Copy the entries below word for word, starting at the line that contains "Output each element and its <box>x0" and ending at the line that contains "state <box>999 0 1031 9</box>", both lines included. Leave out the pictures.

__Entries shown__:
__________

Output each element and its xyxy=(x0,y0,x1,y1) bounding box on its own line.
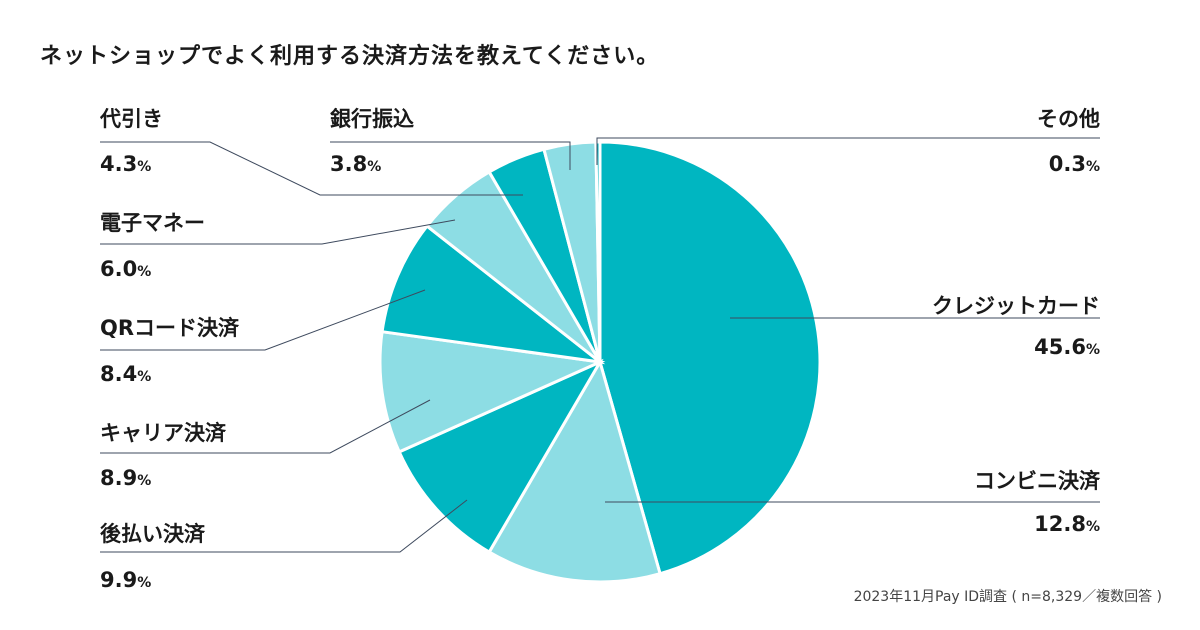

__________

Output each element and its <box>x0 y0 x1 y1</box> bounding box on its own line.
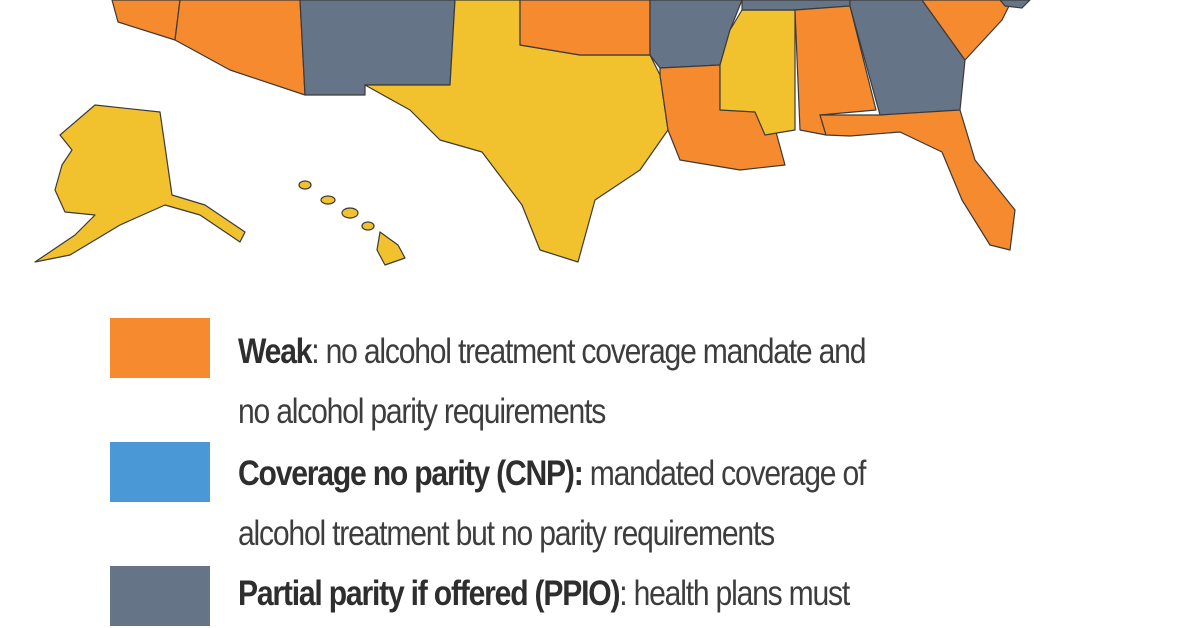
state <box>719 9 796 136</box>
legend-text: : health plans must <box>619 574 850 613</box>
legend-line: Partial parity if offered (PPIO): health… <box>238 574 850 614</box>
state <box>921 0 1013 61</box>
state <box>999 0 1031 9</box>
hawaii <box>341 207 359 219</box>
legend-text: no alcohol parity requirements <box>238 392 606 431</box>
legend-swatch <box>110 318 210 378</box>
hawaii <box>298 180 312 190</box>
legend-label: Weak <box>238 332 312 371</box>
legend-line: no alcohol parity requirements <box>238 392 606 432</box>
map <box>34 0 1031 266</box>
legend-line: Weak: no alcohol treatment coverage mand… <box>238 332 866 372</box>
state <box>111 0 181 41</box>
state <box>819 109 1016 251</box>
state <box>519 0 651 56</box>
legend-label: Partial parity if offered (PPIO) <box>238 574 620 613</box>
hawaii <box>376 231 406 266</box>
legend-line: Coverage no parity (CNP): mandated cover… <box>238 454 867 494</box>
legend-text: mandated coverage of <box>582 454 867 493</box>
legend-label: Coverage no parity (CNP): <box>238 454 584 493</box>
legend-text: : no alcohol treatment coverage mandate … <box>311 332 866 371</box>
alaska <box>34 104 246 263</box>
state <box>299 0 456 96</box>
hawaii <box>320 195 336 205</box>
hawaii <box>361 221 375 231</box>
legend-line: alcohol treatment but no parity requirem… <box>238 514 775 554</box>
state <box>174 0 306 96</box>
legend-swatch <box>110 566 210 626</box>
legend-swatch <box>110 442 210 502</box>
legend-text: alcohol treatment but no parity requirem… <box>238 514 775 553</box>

__________

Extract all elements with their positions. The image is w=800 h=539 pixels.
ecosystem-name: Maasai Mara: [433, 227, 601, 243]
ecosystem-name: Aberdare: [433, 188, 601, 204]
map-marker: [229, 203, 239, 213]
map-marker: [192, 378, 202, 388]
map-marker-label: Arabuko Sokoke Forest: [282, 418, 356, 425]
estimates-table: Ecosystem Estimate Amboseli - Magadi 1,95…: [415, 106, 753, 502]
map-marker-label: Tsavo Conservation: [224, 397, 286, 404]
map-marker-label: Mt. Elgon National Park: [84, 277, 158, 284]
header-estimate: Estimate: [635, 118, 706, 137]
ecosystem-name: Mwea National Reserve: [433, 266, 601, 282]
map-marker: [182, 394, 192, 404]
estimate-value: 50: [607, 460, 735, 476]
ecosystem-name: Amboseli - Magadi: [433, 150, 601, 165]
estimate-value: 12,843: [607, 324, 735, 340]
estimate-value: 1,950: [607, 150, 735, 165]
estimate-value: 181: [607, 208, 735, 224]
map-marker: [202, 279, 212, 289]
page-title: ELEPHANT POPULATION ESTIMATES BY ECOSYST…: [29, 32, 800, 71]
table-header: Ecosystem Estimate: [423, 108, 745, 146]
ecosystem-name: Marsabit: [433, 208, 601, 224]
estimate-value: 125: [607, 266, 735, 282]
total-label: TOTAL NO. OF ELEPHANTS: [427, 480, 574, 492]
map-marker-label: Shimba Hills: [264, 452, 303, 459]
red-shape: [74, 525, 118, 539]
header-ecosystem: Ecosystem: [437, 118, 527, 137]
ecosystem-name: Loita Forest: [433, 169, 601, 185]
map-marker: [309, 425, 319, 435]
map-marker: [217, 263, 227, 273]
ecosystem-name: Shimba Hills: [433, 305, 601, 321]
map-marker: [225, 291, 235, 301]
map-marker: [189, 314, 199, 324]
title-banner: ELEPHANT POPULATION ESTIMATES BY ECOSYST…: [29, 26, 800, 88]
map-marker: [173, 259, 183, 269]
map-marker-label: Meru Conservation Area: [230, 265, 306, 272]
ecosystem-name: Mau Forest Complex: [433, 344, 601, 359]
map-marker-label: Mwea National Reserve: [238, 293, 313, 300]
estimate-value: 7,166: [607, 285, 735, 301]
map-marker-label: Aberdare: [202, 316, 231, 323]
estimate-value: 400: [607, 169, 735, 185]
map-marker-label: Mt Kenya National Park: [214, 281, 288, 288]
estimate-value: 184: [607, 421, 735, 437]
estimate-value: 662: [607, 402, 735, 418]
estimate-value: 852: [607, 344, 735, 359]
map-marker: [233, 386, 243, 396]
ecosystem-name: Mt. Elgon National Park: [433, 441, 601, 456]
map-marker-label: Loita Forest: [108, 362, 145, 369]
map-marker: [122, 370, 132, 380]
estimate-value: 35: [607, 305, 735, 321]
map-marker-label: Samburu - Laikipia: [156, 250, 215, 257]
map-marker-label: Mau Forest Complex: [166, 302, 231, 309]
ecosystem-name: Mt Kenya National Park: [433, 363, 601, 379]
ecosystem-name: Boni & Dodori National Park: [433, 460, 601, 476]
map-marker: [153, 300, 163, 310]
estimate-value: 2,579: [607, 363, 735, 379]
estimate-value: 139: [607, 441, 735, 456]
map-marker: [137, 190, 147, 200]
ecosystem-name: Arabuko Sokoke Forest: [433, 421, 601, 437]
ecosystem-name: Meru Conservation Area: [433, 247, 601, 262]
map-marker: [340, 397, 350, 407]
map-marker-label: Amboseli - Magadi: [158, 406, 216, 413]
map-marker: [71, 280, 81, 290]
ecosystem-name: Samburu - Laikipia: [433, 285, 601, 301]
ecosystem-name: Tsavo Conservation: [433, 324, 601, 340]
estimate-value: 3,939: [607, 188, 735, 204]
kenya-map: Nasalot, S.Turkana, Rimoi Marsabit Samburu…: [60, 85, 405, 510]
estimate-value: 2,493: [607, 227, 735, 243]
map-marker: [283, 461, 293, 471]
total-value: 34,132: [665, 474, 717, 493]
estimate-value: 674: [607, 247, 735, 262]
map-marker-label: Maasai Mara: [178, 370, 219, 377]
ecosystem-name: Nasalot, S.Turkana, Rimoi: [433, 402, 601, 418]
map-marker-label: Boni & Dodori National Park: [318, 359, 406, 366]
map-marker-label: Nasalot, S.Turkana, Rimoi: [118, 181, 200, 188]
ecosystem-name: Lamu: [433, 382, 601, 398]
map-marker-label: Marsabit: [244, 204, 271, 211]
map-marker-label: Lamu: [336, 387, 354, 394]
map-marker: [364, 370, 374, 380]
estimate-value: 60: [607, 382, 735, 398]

__________

__Solution__:
Output each element and its <box>x0 y0 x1 y1</box> bounding box on its own line.
state <box>719 9 796 136</box>
legend-text: : health plans must <box>619 574 850 613</box>
legend-line: Partial parity if offered (PPIO): health… <box>238 574 850 614</box>
state <box>921 0 1013 61</box>
state <box>999 0 1031 9</box>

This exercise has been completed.